*CHALLENGES*:
1. Transcribe the passage of the DuckDB extension testing notes that opens with the words containing "Unit tests live" and closes with "or example-extension tests.".
2. Pick up the DuckDB extension testing notes after their last line and continue writing them.

*SOURCE DOCUMENT*:
* BEGIN *

These same checks run in CI (`.github/workflows/ci.yml`) on every push and pull request.

---

## Test Strategy

### Unit tests

Unit tests live in `#[cfg(test)]` modules within each source file. They test
pure-Rust logic that does not require a live DuckDB instance.

**Constraint**: `libduckdb-sys` with `features = ["loadable-extension"]` makes
every DuckDB C API function go through lazy `AtomicPtr` dispatch. These pointers
are only initialized when `duckdb_rs_extension_api_init` is called from within a
real DuckDB extension load. Calling any DuckDB API function in a unit test will
panic. Move such tests to integration tests or example-extension tests.

### Integration tests (`tests/integration_test.rs`)

Pure-Rust tests that cross module boundaries — e.g., testing `interval` with
`AggregateTestHarness`, or verifying `FfiState` lifecycle across module boundaries.
These still cannot call `duckdb_*` functions, for the same reason as unit tests.

### Property-based tests

Selected modules include `proptest`-based tests for mathematical properties:
- `interval.rs` — overflow edge cases across the full `i32`/`i64` range
- `testing/harness.rs` — sum associativity, identity element for `AggregateState`

### Example-extension tests (`examples/hello-ext/`)

* END *

*DATA RECORDS*:
* BEGIN *

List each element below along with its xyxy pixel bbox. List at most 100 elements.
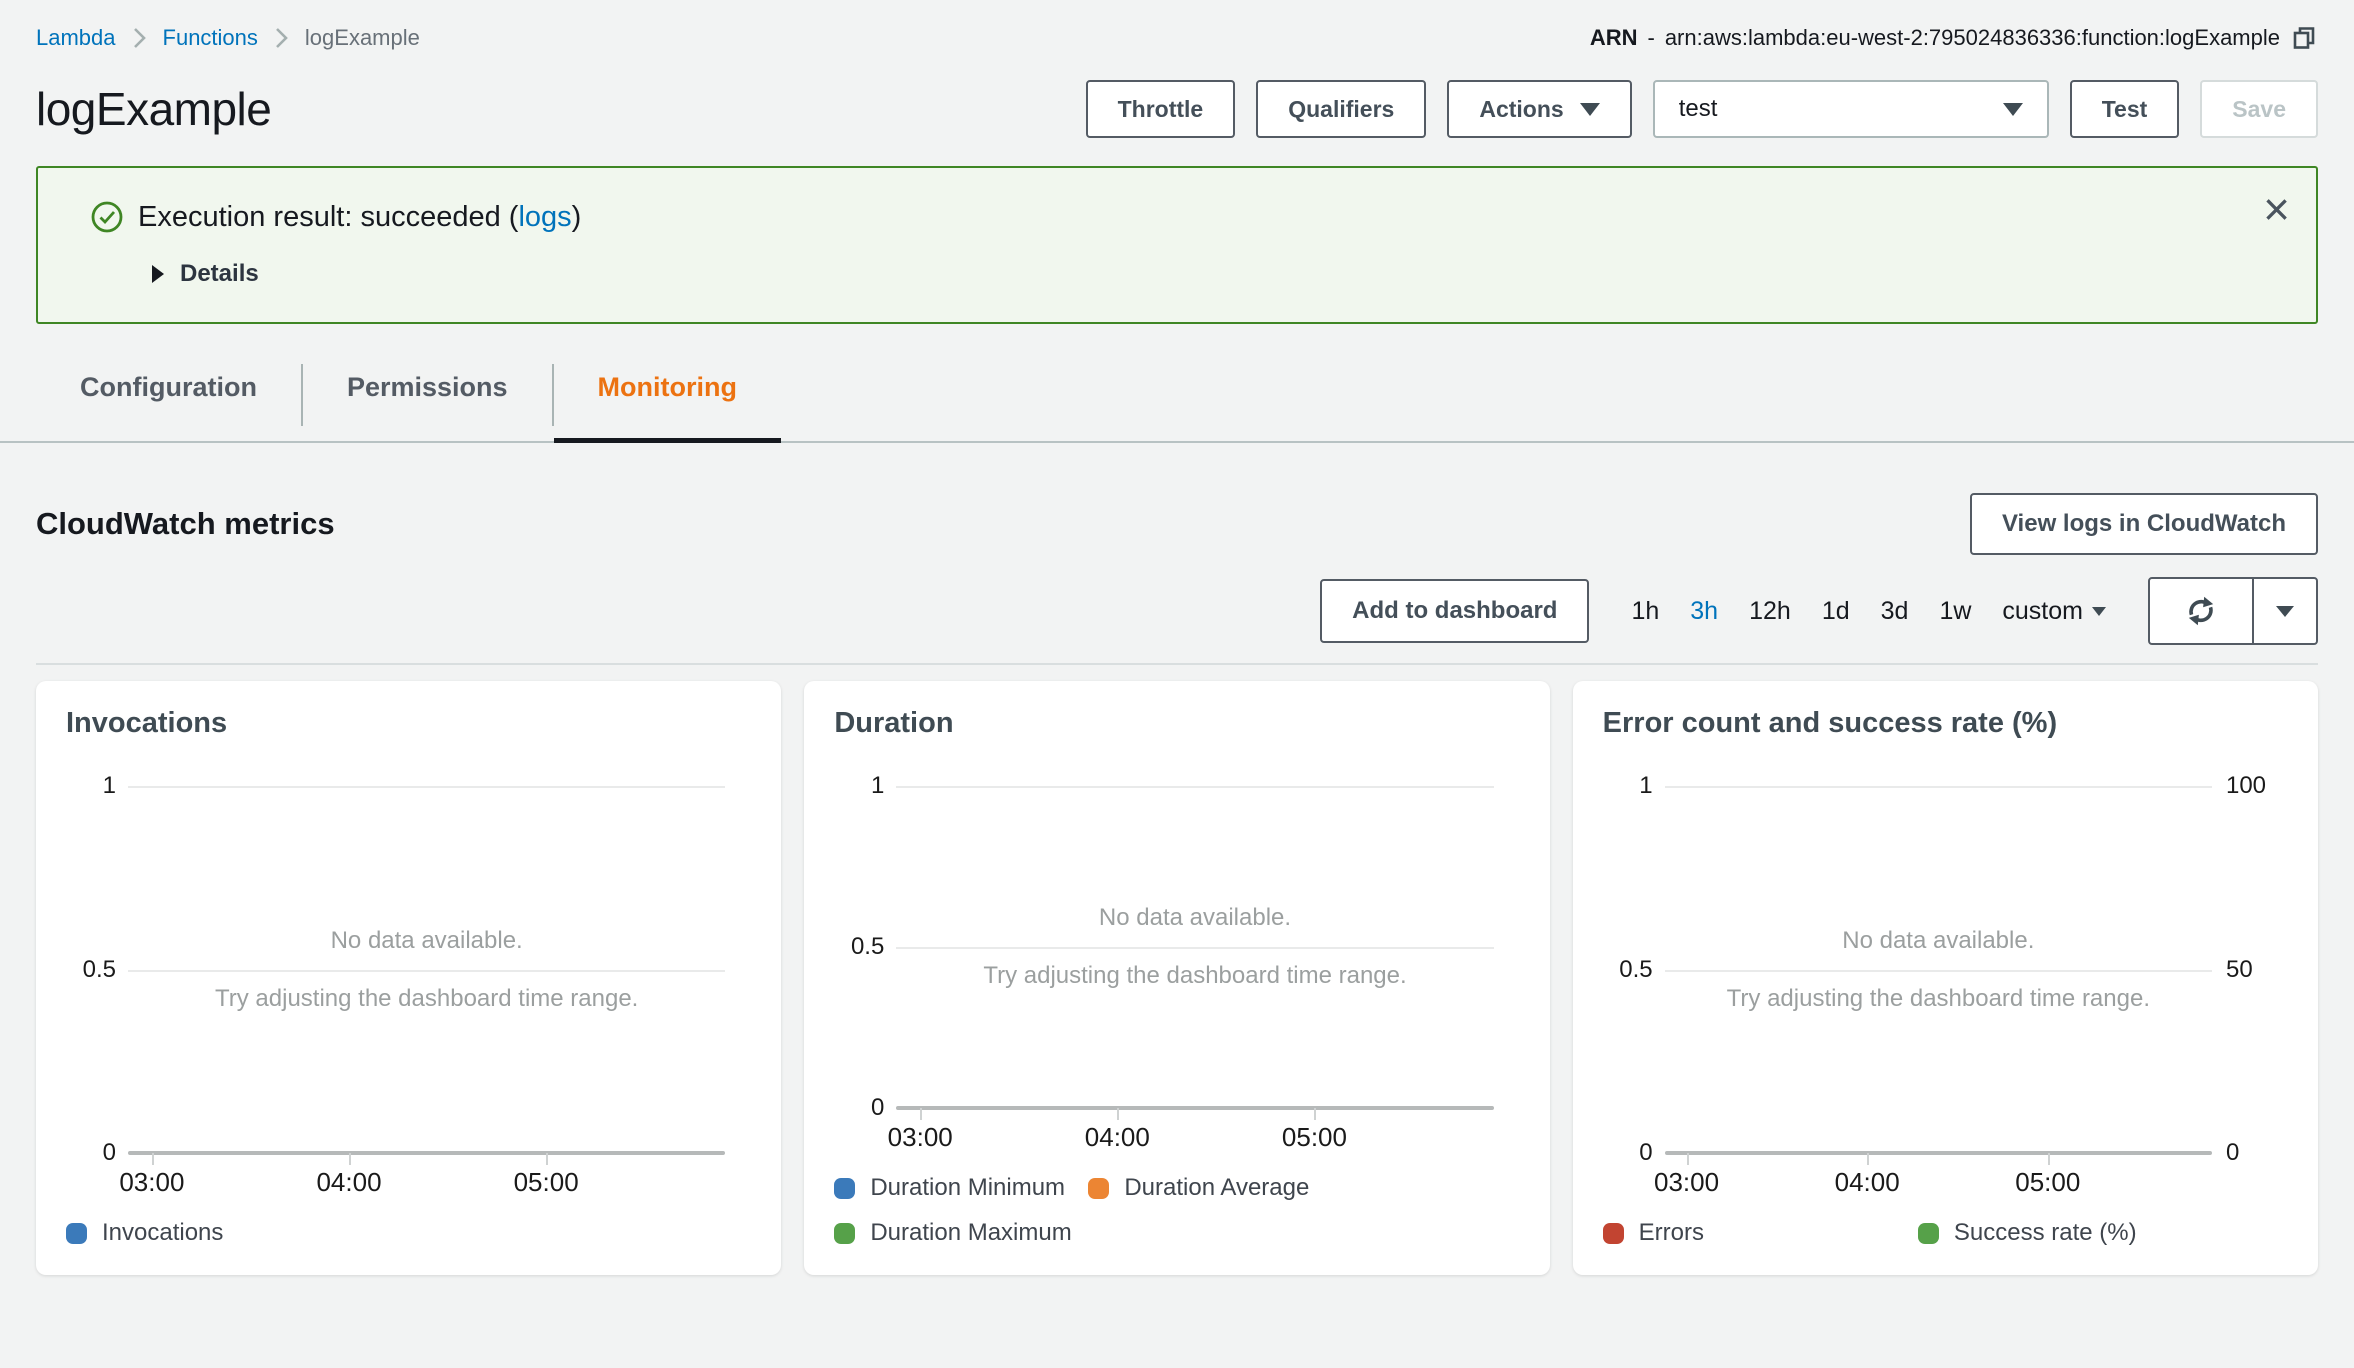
axis-tick [1867, 1153, 1870, 1165]
legend-label: Errors [1638, 1219, 1704, 1246]
metrics-heading: CloudWatch metrics [36, 506, 335, 541]
execution-result-text: Execution result: succeeded (logs) [138, 200, 582, 233]
y-axis-labels-right: 100 50 0 [2225, 772, 2267, 1166]
success-check-icon [90, 200, 124, 234]
x-axis-line [128, 1151, 726, 1155]
x-axis-line [896, 1106, 1494, 1110]
plot-canvas[interactable]: No data available. Try adjusting the das… [1664, 786, 2212, 1165]
refresh-options-button[interactable] [2254, 579, 2316, 643]
page-title: logExample [36, 83, 272, 135]
legend-label: Invocations [102, 1219, 224, 1246]
chart-plot-area: 1 0.5 0 No data available. Try adjusting… [1603, 772, 2288, 1166]
plot-canvas[interactable]: No data available. Try adjusting the das… [128, 786, 726, 1165]
legend-swatch [1088, 1177, 1110, 1199]
axis-tick [1117, 1108, 1120, 1120]
legend-swatch [1917, 1222, 1939, 1244]
caret-right-icon [152, 265, 164, 283]
x-axis-labels: 03:00 04:00 05:00 [1654, 1167, 2081, 1197]
refresh-icon [2183, 593, 2219, 629]
chevron-right-icon [274, 26, 289, 50]
arn-value: arn:aws:lambda:eu-west-2:795024836336:fu… [1664, 25, 2280, 50]
chevron-down-icon [1579, 102, 1600, 116]
range-custom[interactable]: custom [2002, 597, 2106, 626]
legend-label: Duration Minimum [870, 1174, 1066, 1201]
time-range-selector: 1h 3h 12h 1d 3d 1w custom [1631, 597, 2106, 626]
top-bar: Lambda Functions logExample ARN - arn:aw… [36, 0, 2318, 52]
range-1w[interactable]: 1w [1939, 597, 1971, 626]
gridline [1664, 786, 2212, 788]
copy-arn-icon[interactable] [2290, 24, 2318, 52]
tab-configuration[interactable]: Configuration [36, 358, 301, 441]
axis-tick [920, 1108, 923, 1120]
tabs-bar: Configuration Permissions Monitoring [0, 358, 2354, 443]
refresh-button[interactable] [2150, 579, 2254, 643]
range-3d[interactable]: 3d [1881, 597, 1909, 626]
gridline [896, 786, 1494, 788]
metrics-controls: Add to dashboard 1h 3h 12h 1d 3d 1w cust… [36, 577, 2318, 645]
action-toolbar: Throttle Qualifiers Actions test Test Sa… [1085, 80, 2318, 138]
tab-monitoring[interactable]: Monitoring [553, 358, 782, 443]
legend-item: Duration Average [1088, 1174, 1519, 1202]
breadcrumb-lambda[interactable]: Lambda [36, 25, 116, 51]
chevron-down-icon [2092, 606, 2106, 616]
chart-legend: Duration Minimum Duration Average Durati… [834, 1174, 1519, 1247]
function-arn: ARN - arn:aws:lambda:eu-west-2:795024836… [1590, 24, 2318, 52]
x-axis-labels: 03:00 04:00 05:00 [119, 1167, 579, 1197]
breadcrumb-functions[interactable]: Functions [163, 25, 258, 51]
metric-cards: Invocations 1 0.5 0 No data available. T… [36, 681, 2318, 1275]
section-divider [36, 663, 2318, 665]
errors-chart-card: Error count and success rate (%) 1 0.5 0… [1572, 681, 2318, 1275]
y-axis-labels: 1 0.5 0 [82, 772, 116, 1166]
axis-tick [546, 1153, 549, 1165]
range-1d[interactable]: 1d [1822, 597, 1850, 626]
qualifiers-button[interactable]: Qualifiers [1256, 80, 1427, 138]
chart-plot-area: 1 0.5 0 No data available. Try adjusting… [834, 772, 1519, 1121]
test-button[interactable]: Test [2069, 80, 2180, 138]
test-event-selected-value: test [1678, 95, 1718, 122]
tab-permissions[interactable]: Permissions [303, 358, 552, 441]
lambda-function-page: Lambda Functions logExample ARN - arn:aw… [0, 0, 2354, 1275]
details-expander[interactable]: Details [152, 260, 2282, 288]
legend-label: Duration Maximum [870, 1219, 1072, 1246]
page-header: logExample Throttle Qualifiers Actions t… [36, 80, 2318, 138]
chart-title: Error count and success rate (%) [1602, 707, 2058, 739]
axis-tick [2047, 1153, 2050, 1165]
logs-link[interactable]: logs [518, 201, 571, 233]
range-custom-label: custom [2002, 596, 2083, 625]
arn-separator: - [1647, 25, 1655, 50]
legend-item: Errors [1602, 1219, 1918, 1247]
invocations-chart-card: Invocations 1 0.5 0 No data available. T… [36, 681, 782, 1275]
legend-item: Duration Minimum [834, 1174, 1088, 1202]
breadcrumb-current: logExample [304, 25, 420, 50]
legend-swatch [66, 1222, 87, 1244]
add-to-dashboard-button[interactable]: Add to dashboard [1320, 579, 1590, 643]
save-button[interactable]: Save [2200, 80, 2318, 138]
test-event-select[interactable]: test [1652, 80, 2049, 138]
actions-menu-button[interactable]: Actions [1447, 80, 1632, 138]
chart-legend: Invocations [66, 1219, 751, 1247]
chevron-down-icon [2276, 605, 2294, 617]
chart-title: Duration [834, 707, 954, 739]
x-axis-line [1664, 1151, 2212, 1155]
legend-item: Duration Maximum [834, 1219, 1088, 1247]
throttle-button[interactable]: Throttle [1085, 80, 1236, 138]
execution-result-banner: Execution result: succeeded (logs) Detai… [36, 166, 2318, 324]
close-icon[interactable]: × [2263, 186, 2290, 232]
range-12h[interactable]: 12h [1749, 597, 1791, 626]
range-1h[interactable]: 1h [1631, 597, 1659, 626]
view-logs-button[interactable]: View logs in CloudWatch [1969, 493, 2318, 555]
legend-label: Duration Average [1124, 1174, 1310, 1201]
breadcrumb: Lambda Functions logExample [36, 25, 420, 51]
legend-swatch [834, 1222, 856, 1244]
y-axis-labels: 1 0.5 0 [850, 772, 885, 1121]
axis-tick [151, 1153, 154, 1165]
legend-item: Success rate (%) [1917, 1219, 2288, 1247]
axis-tick [1686, 1153, 1689, 1165]
range-3h[interactable]: 3h [1690, 597, 1718, 626]
details-label: Details [180, 260, 259, 287]
x-axis-labels: 03:00 04:00 05:00 [887, 1122, 1347, 1152]
gridline [128, 786, 726, 788]
plot-canvas[interactable]: No data available. Try adjusting the das… [896, 786, 1494, 1120]
no-data-message: No data available. Try adjusting the das… [1726, 926, 2150, 1012]
y-axis-labels: 1 0.5 0 [1619, 772, 1653, 1166]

* END *

*OUTPUTS BY TASK*:
1.
Unit tests live in `#[cfg(test)]` modules within each source file. They test
pure-Rust logic that does not require a live DuckDB instance.

**Constraint**: `libduckdb-sys` with `features = ["loadable-extension"]` makes
every DuckDB C API function go through lazy `AtomicPtr` dispatch. These pointers
are only initialized when `duckdb_rs_extension_api_init` is called from within a
real DuckDB extension load. Calling any DuckDB API function in a unit test will
panic. Move such tests to integration tests or example-extension tests.

2.
The `hello-ext` example compiles as a `cdylib` and contains `#[cfg(test)]` unit
tests for all pure-Rust logic (`count_words`, `first_word`, `parse_varchar_to_int`,
aggregate state transitions). **Full end-to-end testing against a live DuckDB 1.4.4
instance is required** — not left to consumers. This means building the `.so`,
appending the extension metadata footer with `append_metadata`, and running all 19
SQL tests via the DuckDB CLI. See the [Quality Gates](#quality-gates) section for
the exact commands and `examples/hello-ext/README.md` for the full test listing.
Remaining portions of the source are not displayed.